(Some records)
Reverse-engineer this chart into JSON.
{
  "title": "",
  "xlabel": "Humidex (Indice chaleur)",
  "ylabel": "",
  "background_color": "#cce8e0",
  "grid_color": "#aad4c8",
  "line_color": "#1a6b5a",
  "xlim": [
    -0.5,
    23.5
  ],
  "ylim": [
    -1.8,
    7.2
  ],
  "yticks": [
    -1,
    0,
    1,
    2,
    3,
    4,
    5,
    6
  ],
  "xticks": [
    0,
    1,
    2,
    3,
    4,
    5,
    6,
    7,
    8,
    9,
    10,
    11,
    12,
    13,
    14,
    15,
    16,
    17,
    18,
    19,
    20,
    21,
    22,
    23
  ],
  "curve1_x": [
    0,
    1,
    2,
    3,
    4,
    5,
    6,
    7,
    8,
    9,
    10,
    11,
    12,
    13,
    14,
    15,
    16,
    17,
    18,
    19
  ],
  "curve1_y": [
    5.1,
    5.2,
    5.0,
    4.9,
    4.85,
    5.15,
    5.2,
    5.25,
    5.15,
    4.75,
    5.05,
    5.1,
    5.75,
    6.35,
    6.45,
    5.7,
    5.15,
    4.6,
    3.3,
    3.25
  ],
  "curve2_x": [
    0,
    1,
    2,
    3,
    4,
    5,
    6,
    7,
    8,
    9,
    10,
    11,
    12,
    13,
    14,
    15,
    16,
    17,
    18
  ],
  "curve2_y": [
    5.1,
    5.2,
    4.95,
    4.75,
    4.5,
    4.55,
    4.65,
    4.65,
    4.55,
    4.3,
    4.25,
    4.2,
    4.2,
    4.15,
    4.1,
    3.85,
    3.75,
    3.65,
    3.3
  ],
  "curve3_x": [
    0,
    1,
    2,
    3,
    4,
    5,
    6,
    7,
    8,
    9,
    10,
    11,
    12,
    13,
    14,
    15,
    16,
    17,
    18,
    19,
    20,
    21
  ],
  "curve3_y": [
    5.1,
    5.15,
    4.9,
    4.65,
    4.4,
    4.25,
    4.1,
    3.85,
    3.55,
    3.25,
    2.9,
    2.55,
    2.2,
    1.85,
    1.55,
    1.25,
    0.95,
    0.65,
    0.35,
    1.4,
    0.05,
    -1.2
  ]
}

**TASK DIRECTIONS**:
Write each line above out exactly.

**FULL SOLUTION**:
Reverse-engineer this chart into JSON.
{
  "title": "",
  "xlabel": "Humidex (Indice chaleur)",
  "ylabel": "",
  "background_color": "#cce8e0",
  "grid_color": "#aad4c8",
  "line_color": "#1a6b5a",
  "xlim": [
    -0.5,
    23.5
  ],
  "ylim": [
    -1.8,
    7.2
  ],
  "yticks": [
    -1,
    0,
    1,
    2,
    3,
    4,
    5,
    6
  ],
  "xticks": [
    0,
    1,
    2,
    3,
    4,
    5,
    6,
    7,
    8,
    9,
    10,
    11,
    12,
    13,
    14,
    15,
    16,
    17,
    18,
    19,
    20,
    21,
    22,
    23
  ],
  "curve1_x": [
    0,
    1,
    2,
    3,
    4,
    5,
    6,
    7,
    8,
    9,
    10,
    11,
    12,
    13,
    14,
    15,
    16,
    17,
    18,
    19
  ],
  "curve1_y": [
    5.1,
    5.2,
    5.0,
    4.9,
    4.85,
    5.15,
    5.2,
    5.25,
    5.15,
    4.75,
    5.05,
    5.1,
    5.75,
    6.35,
    6.45,
    5.7,
    5.15,
    4.6,
    3.3,
    3.25
  ],
  "curve2_x": [
    0,
    1,
    2,
    3,
    4,
    5,
    6,
    7,
    8,
    9,
    10,
    11,
    12,
    13,
    14,
    15,
    16,
    17,
    18
  ],
  "curve2_y": [
    5.1,
    5.2,
    4.95,
    4.75,
    4.5,
    4.55,
    4.65,
    4.65,
    4.55,
    4.3,
    4.25,
    4.2,
    4.2,
    4.15,
    4.1,
    3.85,
    3.75,
    3.65,
    3.3
  ],
  "curve3_x": [
    0,
    1,
    2,
    3,
    4,
    5,
    6,
    7,
    8,
    9,
    10,
    11,
    12,
    13,
    14,
    15,
    16,
    17,
    18,
    19,
    20,
    21
  ],
  "curve3_y": [
    5.1,
    5.15,
    4.9,
    4.65,
    4.4,
    4.25,
    4.1,
    3.85,
    3.55,
    3.25,
    2.9,
    2.55,
    2.2,
    1.85,
    1.55,
    1.25,
    0.95,
    0.65,
    0.35,
    1.4,
    0.05,
    -1.2
  ]
}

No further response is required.